▶ _Your instructions_
Print the records again, character for character.

Begin

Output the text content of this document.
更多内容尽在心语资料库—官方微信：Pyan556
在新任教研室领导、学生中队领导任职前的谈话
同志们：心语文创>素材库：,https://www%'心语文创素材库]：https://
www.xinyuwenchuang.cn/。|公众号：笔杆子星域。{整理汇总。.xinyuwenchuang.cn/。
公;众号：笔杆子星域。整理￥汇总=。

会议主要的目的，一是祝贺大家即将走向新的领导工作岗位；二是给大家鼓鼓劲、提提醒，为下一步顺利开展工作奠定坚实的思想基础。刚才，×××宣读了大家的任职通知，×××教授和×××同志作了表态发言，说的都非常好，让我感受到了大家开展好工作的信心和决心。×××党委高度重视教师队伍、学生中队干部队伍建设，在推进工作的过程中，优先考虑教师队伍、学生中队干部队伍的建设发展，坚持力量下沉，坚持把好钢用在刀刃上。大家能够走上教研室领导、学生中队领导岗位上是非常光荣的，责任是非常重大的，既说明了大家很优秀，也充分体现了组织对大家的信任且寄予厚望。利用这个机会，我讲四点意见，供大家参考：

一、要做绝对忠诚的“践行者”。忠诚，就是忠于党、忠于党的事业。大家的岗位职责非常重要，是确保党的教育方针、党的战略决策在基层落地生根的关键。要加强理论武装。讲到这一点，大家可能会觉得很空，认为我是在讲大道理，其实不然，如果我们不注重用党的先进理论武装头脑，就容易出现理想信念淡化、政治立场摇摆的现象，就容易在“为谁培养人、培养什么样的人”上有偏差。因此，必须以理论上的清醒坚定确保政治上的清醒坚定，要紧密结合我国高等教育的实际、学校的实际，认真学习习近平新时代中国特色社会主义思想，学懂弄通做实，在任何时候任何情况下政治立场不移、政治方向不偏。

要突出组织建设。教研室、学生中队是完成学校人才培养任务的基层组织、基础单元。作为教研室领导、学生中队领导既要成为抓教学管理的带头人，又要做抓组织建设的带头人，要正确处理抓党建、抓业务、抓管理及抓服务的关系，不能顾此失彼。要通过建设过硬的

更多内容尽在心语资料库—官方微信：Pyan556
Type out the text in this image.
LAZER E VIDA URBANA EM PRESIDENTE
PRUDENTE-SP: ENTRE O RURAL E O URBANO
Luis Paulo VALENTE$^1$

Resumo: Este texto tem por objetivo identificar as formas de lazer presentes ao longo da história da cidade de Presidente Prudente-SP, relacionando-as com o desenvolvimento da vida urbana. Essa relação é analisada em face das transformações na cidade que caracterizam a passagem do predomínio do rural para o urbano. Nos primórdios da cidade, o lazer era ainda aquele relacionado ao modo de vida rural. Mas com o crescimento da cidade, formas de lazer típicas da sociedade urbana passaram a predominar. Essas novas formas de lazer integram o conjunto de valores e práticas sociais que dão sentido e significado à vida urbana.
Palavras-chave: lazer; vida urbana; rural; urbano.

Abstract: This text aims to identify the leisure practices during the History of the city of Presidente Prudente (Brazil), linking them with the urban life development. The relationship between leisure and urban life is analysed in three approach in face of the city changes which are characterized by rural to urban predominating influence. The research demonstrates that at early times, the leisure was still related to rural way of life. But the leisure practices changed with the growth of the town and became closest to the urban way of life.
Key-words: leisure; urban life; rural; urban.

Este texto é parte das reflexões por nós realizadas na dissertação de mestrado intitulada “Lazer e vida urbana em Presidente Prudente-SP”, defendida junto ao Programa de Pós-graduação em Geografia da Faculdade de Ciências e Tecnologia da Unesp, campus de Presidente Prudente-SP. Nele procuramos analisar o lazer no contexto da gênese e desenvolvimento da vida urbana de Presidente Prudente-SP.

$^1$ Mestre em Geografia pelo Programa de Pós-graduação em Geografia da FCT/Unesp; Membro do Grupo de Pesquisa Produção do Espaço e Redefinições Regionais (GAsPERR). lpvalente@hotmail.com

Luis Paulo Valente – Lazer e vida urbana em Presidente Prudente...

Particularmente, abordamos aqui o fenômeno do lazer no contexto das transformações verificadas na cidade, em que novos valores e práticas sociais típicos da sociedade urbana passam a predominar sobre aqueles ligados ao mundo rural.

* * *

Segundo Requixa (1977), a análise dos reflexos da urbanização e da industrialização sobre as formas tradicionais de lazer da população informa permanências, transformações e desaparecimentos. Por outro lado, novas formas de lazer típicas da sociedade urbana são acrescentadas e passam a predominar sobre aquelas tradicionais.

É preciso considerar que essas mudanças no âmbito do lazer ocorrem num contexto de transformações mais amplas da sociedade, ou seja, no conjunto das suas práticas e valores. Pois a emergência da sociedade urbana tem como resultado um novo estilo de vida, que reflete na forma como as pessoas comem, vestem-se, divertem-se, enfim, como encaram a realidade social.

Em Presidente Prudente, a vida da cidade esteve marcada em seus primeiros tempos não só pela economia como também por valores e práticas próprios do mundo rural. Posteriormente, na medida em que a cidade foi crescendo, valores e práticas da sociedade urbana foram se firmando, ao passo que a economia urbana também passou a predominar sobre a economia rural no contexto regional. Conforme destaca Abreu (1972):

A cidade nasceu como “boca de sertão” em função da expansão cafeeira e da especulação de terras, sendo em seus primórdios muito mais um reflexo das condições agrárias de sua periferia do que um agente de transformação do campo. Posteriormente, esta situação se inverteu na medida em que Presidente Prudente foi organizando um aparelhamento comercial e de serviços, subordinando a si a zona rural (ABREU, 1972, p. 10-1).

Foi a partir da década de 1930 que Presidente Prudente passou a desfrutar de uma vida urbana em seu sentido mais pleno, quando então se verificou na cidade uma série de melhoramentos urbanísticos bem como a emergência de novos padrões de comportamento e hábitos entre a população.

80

End

▶ _Expected answer_
Output the text content of this document.
更多内容尽在心语资料库—官方微信：Pyan556
在新任教研室领导、学生中队领导任职前的谈话
同志们：心语文创>素材库：,https://www%'心语文创素材库]：https://
www.xinyuwenchuang.cn/。|公众号：笔杆子星域。{整理汇总。.xinyuwenchuang.cn/。
公;众号：笔杆子星域。整理￥汇总=。

会议主要的目的，一是祝贺大家即将走向新的领导工作岗位；二是给大家鼓鼓劲、提提醒，为下一步顺利开展工作奠定坚实的思想基础。刚才，×××宣读了大家的任职通知，×××教授和×××同志作了表态发言，说的都非常好，让我感受到了大家开展好工作的信心和决心。×××党委高度重视教师队伍、学生中队干部队伍建设，在推进工作的过程中，优先考虑教师队伍、学生中队干部队伍的建设发展，坚持力量下沉，坚持把好钢用在刀刃上。大家能够走上教研室领导、学生中队领导岗位上是非常光荣的，责任是非常重大的，既说明了大家很优秀，也充分体现了组织对大家的信任且寄予厚望。利用这个机会，我讲四点意见，供大家参考：

一、要做绝对忠诚的“践行者”。忠诚，就是忠于党、忠于党的事业。大家的岗位职责非常重要，是确保党的教育方针、党的战略决策在基层落地生根的关键。要加强理论武装。讲到这一点，大家可能会觉得很空，认为我是在讲大道理，其实不然，如果我们不注重用党的先进理论武装头脑，就容易出现理想信念淡化、政治立场摇摆的现象，就容易在“为谁培养人、培养什么样的人”上有偏差。因此，必须以理论上的清醒坚定确保政治上的清醒坚定，要紧密结合我国高等教育的实际、学校的实际，认真学习习近平新时代中国特色社会主义思想，学懂弄通做实，在任何时候任何情况下政治立场不移、政治方向不偏。

要突出组织建设。教研室、学生中队是完成学校人才培养任务的基层组织、基础单元。作为教研室领导、学生中队领导既要成为抓教学管理的带头人，又要做抓组织建设的带头人，要正确处理抓党建、抓业务、抓管理及抓服务的关系，不能顾此失彼。要通过建设过硬的

更多内容尽在心语资料库—官方微信：Pyan556
Type out the text in this image.
LAZER E VIDA URBANA EM PRESIDENTE
PRUDENTE-SP: ENTRE O RURAL E O URBANO
Luis Paulo VALENTE$^1$

Resumo: Este texto tem por objetivo identificar as formas de lazer presentes ao longo da história da cidade de Presidente Prudente-SP, relacionando-as com o desenvolvimento da vida urbana. Essa relação é analisada em face das transformações na cidade que caracterizam a passagem do predomínio do rural para o urbano. Nos primórdios da cidade, o lazer era ainda aquele relacionado ao modo de vida rural. Mas com o crescimento da cidade, formas de lazer típicas da sociedade urbana passaram a predominar. Essas novas formas de lazer integram o conjunto de valores e práticas sociais que dão sentido e significado à vida urbana.
Palavras-chave: lazer; vida urbana; rural; urbano.

Abstract: This text aims to identify the leisure practices during the History of the city of Presidente Prudente (Brazil), linking them with the urban life development. The relationship between leisure and urban life is analysed in three approach in face of the city changes which are characterized by rural to urban predominating influence. The research demonstrates that at early times, the leisure was still related to rural way of life. But the leisure practices changed with the growth of the town and became closest to the urban way of life.
Key-words: leisure; urban life; rural; urban.

Este texto é parte das reflexões por nós realizadas na dissertação de mestrado intitulada “Lazer e vida urbana em Presidente Prudente-SP”, defendida junto ao Programa de Pós-graduação em Geografia da Faculdade de Ciências e Tecnologia da Unesp, campus de Presidente Prudente-SP. Nele procuramos analisar o lazer no contexto da gênese e desenvolvimento da vida urbana de Presidente Prudente-SP.

$^1$ Mestre em Geografia pelo Programa de Pós-graduação em Geografia da FCT/Unesp; Membro do Grupo de Pesquisa Produção do Espaço e Redefinições Regionais (GAsPERR). lpvalente@hotmail.com

Luis Paulo Valente – Lazer e vida urbana em Presidente Prudente...

Particularmente, abordamos aqui o fenômeno do lazer no contexto das transformações verificadas na cidade, em que novos valores e práticas sociais típicos da sociedade urbana passam a predominar sobre aqueles ligados ao mundo rural.

* * *

Segundo Requixa (1977), a análise dos reflexos da urbanização e da industrialização sobre as formas tradicionais de lazer da população informa permanências, transformações e desaparecimentos. Por outro lado, novas formas de lazer típicas da sociedade urbana são acrescentadas e passam a predominar sobre aquelas tradicionais.

É preciso considerar que essas mudanças no âmbito do lazer ocorrem num contexto de transformações mais amplas da sociedade, ou seja, no conjunto das suas práticas e valores. Pois a emergência da sociedade urbana tem como resultado um novo estilo de vida, que reflete na forma como as pessoas comem, vestem-se, divertem-se, enfim, como encaram a realidade social.

Em Presidente Prudente, a vida da cidade esteve marcada em seus primeiros tempos não só pela economia como também por valores e práticas próprios do mundo rural. Posteriormente, na medida em que a cidade foi crescendo, valores e práticas da sociedade urbana foram se firmando, ao passo que a economia urbana também passou a predominar sobre a economia rural no contexto regional. Conforme destaca Abreu (1972):

A cidade nasceu como “boca de sertão” em função da expansão cafeeira e da especulação de terras, sendo em seus primórdios muito mais um reflexo das condições agrárias de sua periferia do que um agente de transformação do campo. Posteriormente, esta situação se inverteu na medida em que Presidente Prudente foi organizando um aparelhamento comercial e de serviços, subordinando a si a zona rural (ABREU, 1972, p. 10-1).

Foi a partir da década de 1930 que Presidente Prudente passou a desfrutar de uma vida urbana em seu sentido mais pleno, quando então se verificou na cidade uma série de melhoramentos urbanísticos bem como a emergência de novos padrões de comportamento e hábitos entre a população.

80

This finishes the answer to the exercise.